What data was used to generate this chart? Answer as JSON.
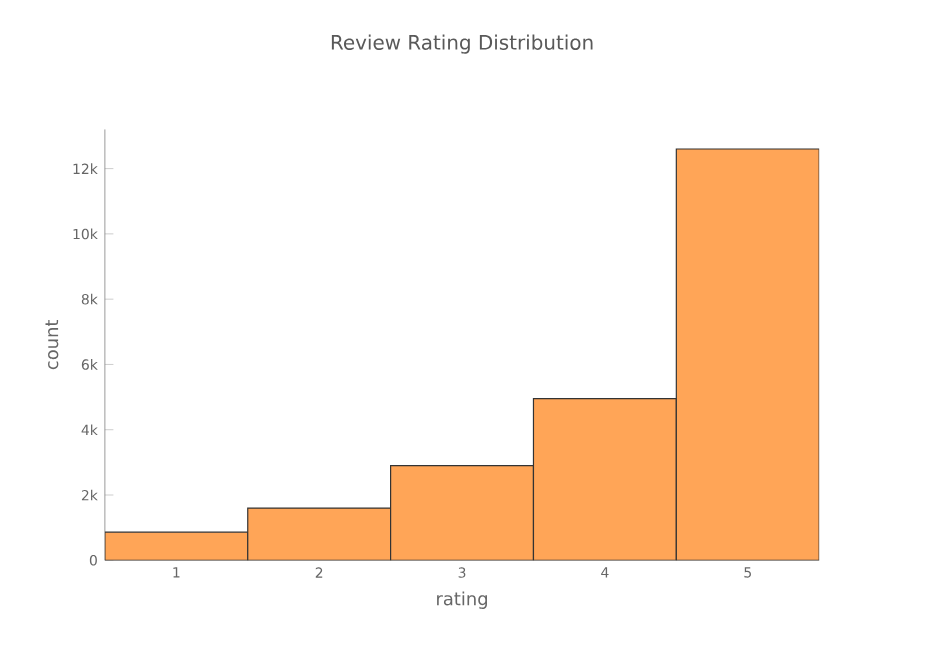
{
  "chart_data": {
    "type": "histogram",
    "title": "Review Rating Distribution",
    "xlabel": "rating",
    "ylabel": "count",
    "bins": [
      0.5,
      1.5,
      2.5,
      3.5,
      4.5,
      5.5
    ],
    "values": [
      860,
      1600,
      2900,
      4950,
      12600
    ],
    "color": "#ffa557",
    "xlim": [
      0.5,
      5.5
    ],
    "xticks": [
      1,
      2,
      3,
      4,
      5
    ],
    "ylim": [
      0,
      13200
    ],
    "yticks": [
      0,
      {
        "value": 2000,
        "label": "2k"
      },
      {
        "value": 4000,
        "label": "4k"
      },
      {
        "value": 6000,
        "label": "6k"
      },
      {
        "value": 8000,
        "label": "8k"
      },
      {
        "value": 10000,
        "label": "10k"
      },
      {
        "value": 12000,
        "label": "12k"
      }
    ],
    "marker": "none"
  }
}
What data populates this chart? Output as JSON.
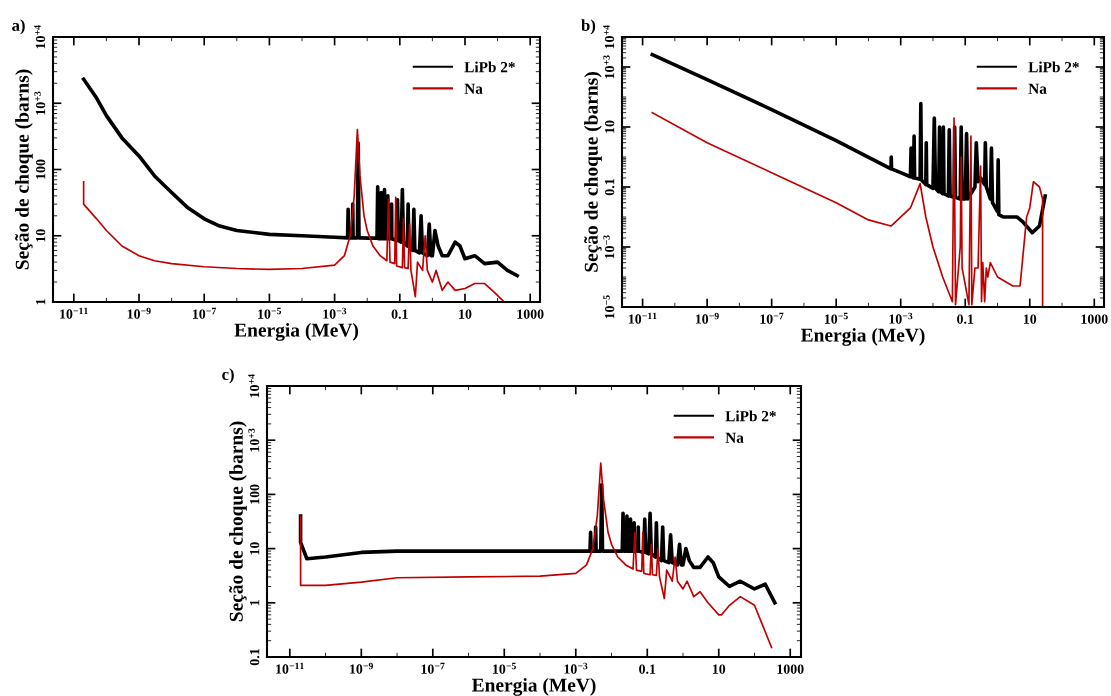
{
  "chart_data": [
    {
      "type": "line",
      "title": "a)",
      "xlabel": "Energia (MeV)",
      "ylabel": "Seção de choque (barns)",
      "log": "xy",
      "legend": "top right",
      "grid": false,
      "xlim": [
        2.3e-12,
        2000
      ],
      "ylim": [
        1,
        10000
      ],
      "xticks": [
        {
          "value": 1e-11,
          "label": "10$^{−11}$"
        },
        {
          "value": 1e-09,
          "label": "10$^{−9}$"
        },
        {
          "value": 1e-07,
          "label": "10$^{−7}$"
        },
        {
          "value": 1e-05,
          "label": "10$^{−5}$"
        },
        {
          "value": 0.001,
          "label": "10$^{−3}$"
        },
        0.1,
        10,
        1000
      ],
      "yticks": [
        1,
        10,
        100,
        {
          "value": 1000,
          "label": "10$^{+3}$"
        },
        {
          "value": 10000,
          "label": "10$^{+4}$"
        }
      ],
      "series": [
        {
          "name": "LiPb 2*",
          "color": "#000000",
          "x": [
            2e-11,
            5e-11,
            1e-10,
            3e-10,
            1e-09,
            3e-09,
            1e-08,
            3e-08,
            1e-07,
            3e-07,
            1e-06,
            1e-05,
            0.0001,
            0.001,
            0.0025,
            0.0026,
            0.0027,
            0.0035,
            0.0036,
            0.0037,
            0.005,
            0.0053,
            0.0056,
            0.007,
            0.01,
            0.02,
            0.021,
            0.022,
            0.026,
            0.027,
            0.028,
            0.033,
            0.034,
            0.035,
            0.042,
            0.043,
            0.044,
            0.055,
            0.056,
            0.057,
            0.08,
            0.085,
            0.09,
            0.11,
            0.12,
            0.13,
            0.17,
            0.18,
            0.19,
            0.25,
            0.27,
            0.29,
            0.4,
            0.45,
            0.5,
            0.7,
            0.8,
            0.9,
            1,
            1.2,
            1.5,
            2,
            3,
            5,
            7,
            10,
            20,
            40,
            100,
            200,
            400
          ],
          "values": [
            2300,
            1200,
            650,
            300,
            160,
            80,
            45,
            27,
            18,
            14,
            12,
            10.5,
            10,
            9.5,
            9.3,
            25,
            9.3,
            9.3,
            30,
            9.3,
            9.3,
            250,
            9.3,
            9.3,
            9.2,
            9.2,
            55,
            9,
            9,
            45,
            9,
            9,
            50,
            9,
            9,
            40,
            9,
            9,
            30,
            9,
            8.5,
            35,
            8.5,
            8,
            50,
            8,
            7,
            30,
            7,
            6,
            25,
            6,
            5.5,
            20,
            5.5,
            5,
            15,
            5,
            5,
            12,
            7,
            5,
            5,
            8,
            7,
            4.5,
            5,
            3.8,
            4,
            3,
            2.5
          ]
        },
        {
          "name": "Na",
          "color": "#c00000",
          "x": [
            2e-11,
            2e-11,
            5e-11,
            1e-10,
            3e-10,
            1e-09,
            3e-09,
            1e-08,
            1e-07,
            1e-06,
            1e-05,
            0.0001,
            0.001,
            0.002,
            0.003,
            0.004,
            0.005,
            0.006,
            0.008,
            0.01,
            0.015,
            0.025,
            0.04,
            0.045,
            0.05,
            0.07,
            0.075,
            0.08,
            0.12,
            0.13,
            0.14,
            0.18,
            0.2,
            0.22,
            0.3,
            0.35,
            0.5,
            0.6,
            0.7,
            1,
            1.3,
            2,
            3,
            5,
            10,
            20,
            40,
            80,
            160
          ],
          "values": [
            65,
            30,
            18,
            12,
            7,
            5,
            4.2,
            3.8,
            3.4,
            3.2,
            3.1,
            3.2,
            3.6,
            5,
            10,
            40,
            400,
            80,
            20,
            12,
            7,
            5,
            4.2,
            35,
            4,
            3.8,
            38,
            3.5,
            3.3,
            18,
            3.3,
            3.2,
            15,
            3,
            1.2,
            4,
            3,
            10,
            3,
            2,
            3,
            1.5,
            2,
            1.5,
            1.6,
            1.9,
            1.9,
            1.4,
            1
          ]
        }
      ]
    },
    {
      "type": "line",
      "title": "b)",
      "xlabel": "Energia (MeV)",
      "ylabel": "Seção de choque (barns)",
      "log": "xy",
      "legend": "top right",
      "grid": false,
      "xlim": [
        2.3e-12,
        2000
      ],
      "ylim": [
        1e-05,
        10000
      ],
      "xticks": [
        {
          "value": 1e-11,
          "label": "10$^{−11}$"
        },
        {
          "value": 1e-09,
          "label": "10$^{−9}$"
        },
        {
          "value": 1e-07,
          "label": "10$^{−7}$"
        },
        {
          "value": 1e-05,
          "label": "10$^{−5}$"
        },
        {
          "value": 0.001,
          "label": "10$^{−3}$"
        },
        0.1,
        10,
        1000
      ],
      "yticks": [
        {
          "value": 1e-05,
          "label": "10$^{−5}$"
        },
        {
          "value": 0.001,
          "label": "10$^{−3}$"
        },
        0.1,
        10,
        {
          "value": 1000,
          "label": "10$^{+3}$"
        },
        {
          "value": 10000,
          "label": "10$^{+4}$"
        }
      ],
      "series": [
        {
          "name": "LiPb 2*",
          "color": "#000000",
          "x": [
            2e-11,
            1e-09,
            1e-07,
            1e-05,
            0.0005,
            0.00051,
            0.00052,
            0.001,
            0.002,
            0.0021,
            0.0022,
            0.0025,
            0.0026,
            0.0027,
            0.004,
            0.0042,
            0.0044,
            0.006,
            0.0062,
            0.0064,
            0.01,
            0.011,
            0.012,
            0.015,
            0.016,
            0.017,
            0.02,
            0.021,
            0.022,
            0.03,
            0.032,
            0.034,
            0.045,
            0.047,
            0.05,
            0.07,
            0.075,
            0.08,
            0.1,
            0.11,
            0.12,
            0.2,
            0.22,
            0.25,
            0.3,
            0.4,
            0.42,
            0.45,
            0.6,
            0.65,
            0.7,
            1,
            1.05,
            1.1,
            1.5,
            4,
            6,
            12,
            20,
            30
          ],
          "values": [
            2600,
            380,
            38,
            3.5,
            0.4,
            1,
            0.4,
            0.3,
            0.22,
            2,
            0.22,
            0.2,
            5,
            0.2,
            0.18,
            60,
            0.17,
            0.12,
            3,
            0.12,
            0.09,
            20,
            0.09,
            0.07,
            10,
            0.07,
            0.06,
            10,
            0.06,
            0.05,
            8,
            0.05,
            0.045,
            10,
            0.045,
            0.04,
            10,
            0.04,
            0.04,
            6,
            0.04,
            0.1,
            3,
            0.15,
            0.2,
            0.12,
            3,
            0.1,
            0.04,
            2,
            0.03,
            0.015,
            0.8,
            0.012,
            0.01,
            0.01,
            0.007,
            0.003,
            0.005,
            0.05
          ]
        },
        {
          "name": "Na",
          "color": "#c00000",
          "x": [
            2e-11,
            1e-09,
            1e-07,
            1e-05,
            0.0001,
            0.0005,
            0.002,
            0.004,
            0.006,
            0.01,
            0.02,
            0.04,
            0.045,
            0.05,
            0.07,
            0.075,
            0.08,
            0.13,
            0.15,
            0.16,
            0.2,
            0.25,
            0.3,
            0.32,
            0.35,
            0.4,
            0.45,
            0.5,
            0.6,
            1,
            3,
            5,
            8,
            10,
            13,
            20,
            25,
            25
          ],
          "values": [
            30,
            3,
            0.3,
            0.03,
            0.008,
            0.005,
            0.02,
            0.13,
            0.01,
            0.001,
            0.0001,
            1.5e-05,
            20,
            1.2e-05,
            0.001,
            1,
            0.0002,
            1.2e-05,
            5,
            1.2e-05,
            0.0002,
            0.0002,
            0.5,
            1.5e-05,
            0.0003,
            1.5e-05,
            0.0002,
            0.0001,
            0.0003,
            0.0001,
            5e-05,
            5e-05,
            0.01,
            0.02,
            0.15,
            0.1,
            0.04,
            1e-05
          ]
        }
      ]
    },
    {
      "type": "line",
      "title": "c)",
      "xlabel": "Energia (MeV)",
      "ylabel": "Seção de choque (barns)",
      "log": "xy",
      "legend": "top right",
      "grid": false,
      "xlim": [
        2.3e-12,
        2000
      ],
      "ylim": [
        0.1,
        10000
      ],
      "xticks": [
        {
          "value": 1e-11,
          "label": "10$^{−11}$"
        },
        {
          "value": 1e-09,
          "label": "10$^{−9}$"
        },
        {
          "value": 1e-07,
          "label": "10$^{−7}$"
        },
        {
          "value": 1e-05,
          "label": "10$^{−5}$"
        },
        {
          "value": 0.001,
          "label": "10$^{−3}$"
        },
        0.1,
        10,
        1000
      ],
      "yticks": [
        0.1,
        1,
        10,
        100,
        {
          "value": 1000,
          "label": "10$^{+3}$"
        },
        {
          "value": 10000,
          "label": "10$^{+4}$"
        }
      ],
      "series": [
        {
          "name": "LiPb 2*",
          "color": "#000000",
          "x": [
            2e-11,
            2e-11,
            3e-11,
            1e-10,
            1e-09,
            1e-08,
            1e-06,
            0.0001,
            0.001,
            0.0025,
            0.0026,
            0.0027,
            0.0035,
            0.0036,
            0.0037,
            0.005,
            0.0053,
            0.0056,
            0.007,
            0.01,
            0.02,
            0.021,
            0.022,
            0.026,
            0.027,
            0.028,
            0.033,
            0.034,
            0.035,
            0.042,
            0.043,
            0.044,
            0.055,
            0.056,
            0.057,
            0.08,
            0.085,
            0.09,
            0.11,
            0.12,
            0.13,
            0.17,
            0.18,
            0.19,
            0.25,
            0.27,
            0.29,
            0.4,
            0.45,
            0.5,
            0.7,
            0.8,
            0.9,
            1,
            1.2,
            1.5,
            2,
            3,
            5,
            7,
            10,
            20,
            40,
            100,
            200,
            370
          ],
          "values": [
            40,
            13,
            6.5,
            7,
            8.5,
            9,
            9,
            9,
            9,
            9,
            20,
            9,
            9,
            25,
            9,
            9,
            150,
            9,
            9,
            9,
            9,
            45,
            9,
            9,
            40,
            9,
            9,
            35,
            9,
            9,
            30,
            9,
            9,
            25,
            9,
            8.5,
            35,
            8.5,
            8,
            45,
            8,
            7,
            30,
            7,
            6,
            25,
            6,
            5.5,
            18,
            5.5,
            5,
            12,
            5,
            5,
            10,
            6,
            4.5,
            4.5,
            7,
            5.5,
            3,
            2,
            2.5,
            1.8,
            2.2,
            1
          ]
        },
        {
          "name": "Na",
          "color": "#c00000",
          "x": [
            2e-11,
            2e-11,
            1e-10,
            1e-09,
            1e-08,
            1e-06,
            0.0001,
            0.001,
            0.002,
            0.003,
            0.004,
            0.005,
            0.006,
            0.008,
            0.01,
            0.015,
            0.025,
            0.04,
            0.045,
            0.05,
            0.07,
            0.075,
            0.08,
            0.12,
            0.13,
            0.14,
            0.18,
            0.2,
            0.22,
            0.3,
            0.35,
            0.5,
            0.6,
            0.7,
            1,
            1.3,
            2,
            3,
            5,
            10,
            12,
            20,
            40,
            100,
            300
          ],
          "values": [
            40,
            2.1,
            2.1,
            2.4,
            2.9,
            3,
            3.1,
            3.5,
            5,
            10,
            40,
            380,
            80,
            20,
            12,
            7,
            5,
            4.2,
            20,
            4,
            3.8,
            20,
            3.5,
            3.3,
            12,
            3.3,
            3.2,
            10,
            3,
            1.2,
            4,
            2.5,
            7,
            2.5,
            1.8,
            2.5,
            1.3,
            1.6,
            1,
            0.6,
            0.6,
            0.9,
            1.3,
            0.9,
            0.15
          ]
        }
      ]
    }
  ]
}
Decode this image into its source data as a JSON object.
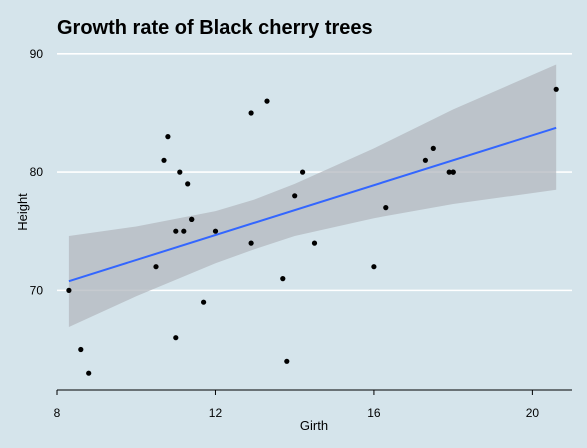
{
  "chart_data": {
    "type": "scatter",
    "title": "Growth rate of Black cherry trees",
    "xlabel": "Girth",
    "ylabel": "Height",
    "xlim": [
      8.0,
      21.0
    ],
    "ylim": [
      62.0,
      91.0
    ],
    "x_ticks": [
      8,
      12,
      16,
      20
    ],
    "y_ticks": [
      70,
      80,
      90
    ],
    "grid": "horizontal",
    "colors": {
      "background": "#d5e4eb",
      "gridline": "#ffffff",
      "point": "#000000",
      "fit_line": "#3366ff",
      "ribbon": "#b3b8bf"
    },
    "series": [
      {
        "values": [
          {
            "x": 8.3,
            "y": 70
          },
          {
            "x": 8.6,
            "y": 65
          },
          {
            "x": 8.8,
            "y": 63
          },
          {
            "x": 10.5,
            "y": 72
          },
          {
            "x": 10.7,
            "y": 81
          },
          {
            "x": 10.8,
            "y": 83
          },
          {
            "x": 11.0,
            "y": 66
          },
          {
            "x": 11.0,
            "y": 75
          },
          {
            "x": 11.1,
            "y": 80
          },
          {
            "x": 11.2,
            "y": 75
          },
          {
            "x": 11.3,
            "y": 79
          },
          {
            "x": 11.4,
            "y": 76
          },
          {
            "x": 11.4,
            "y": 76
          },
          {
            "x": 11.7,
            "y": 69
          },
          {
            "x": 12.0,
            "y": 75
          },
          {
            "x": 12.9,
            "y": 74
          },
          {
            "x": 12.9,
            "y": 85
          },
          {
            "x": 13.3,
            "y": 86
          },
          {
            "x": 13.7,
            "y": 71
          },
          {
            "x": 13.8,
            "y": 64
          },
          {
            "x": 14.0,
            "y": 78
          },
          {
            "x": 14.2,
            "y": 80
          },
          {
            "x": 14.5,
            "y": 74
          },
          {
            "x": 16.0,
            "y": 72
          },
          {
            "x": 16.3,
            "y": 77
          },
          {
            "x": 17.3,
            "y": 81
          },
          {
            "x": 17.5,
            "y": 82
          },
          {
            "x": 17.9,
            "y": 80
          },
          {
            "x": 18.0,
            "y": 80
          },
          {
            "x": 18.0,
            "y": 80
          },
          {
            "x": 20.6,
            "y": 87
          }
        ]
      }
    ],
    "trend": {
      "method": "linear",
      "intercept": 62.03,
      "slope": 1.054,
      "confidence_band": [
        {
          "x": 8.3,
          "lower": 66.9,
          "upper": 74.6
        },
        {
          "x": 10.0,
          "lower": 69.5,
          "upper": 75.4
        },
        {
          "x": 12.0,
          "lower": 72.3,
          "upper": 76.7
        },
        {
          "x": 13.0,
          "lower": 73.5,
          "upper": 77.7
        },
        {
          "x": 14.0,
          "lower": 74.6,
          "upper": 79.0
        },
        {
          "x": 16.0,
          "lower": 76.1,
          "upper": 82.0
        },
        {
          "x": 18.0,
          "lower": 77.3,
          "upper": 85.3
        },
        {
          "x": 20.6,
          "lower": 78.5,
          "upper": 89.1
        }
      ]
    }
  }
}
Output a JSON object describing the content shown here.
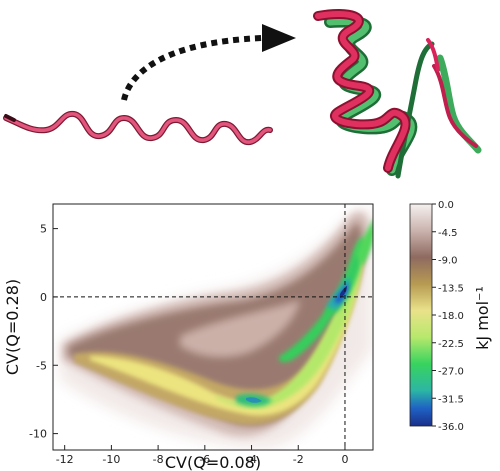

☆ ☆ ☆ ☆ ☆

Tally the lines containing "title". Provide the number without any other words.

## Solution to this exercise
5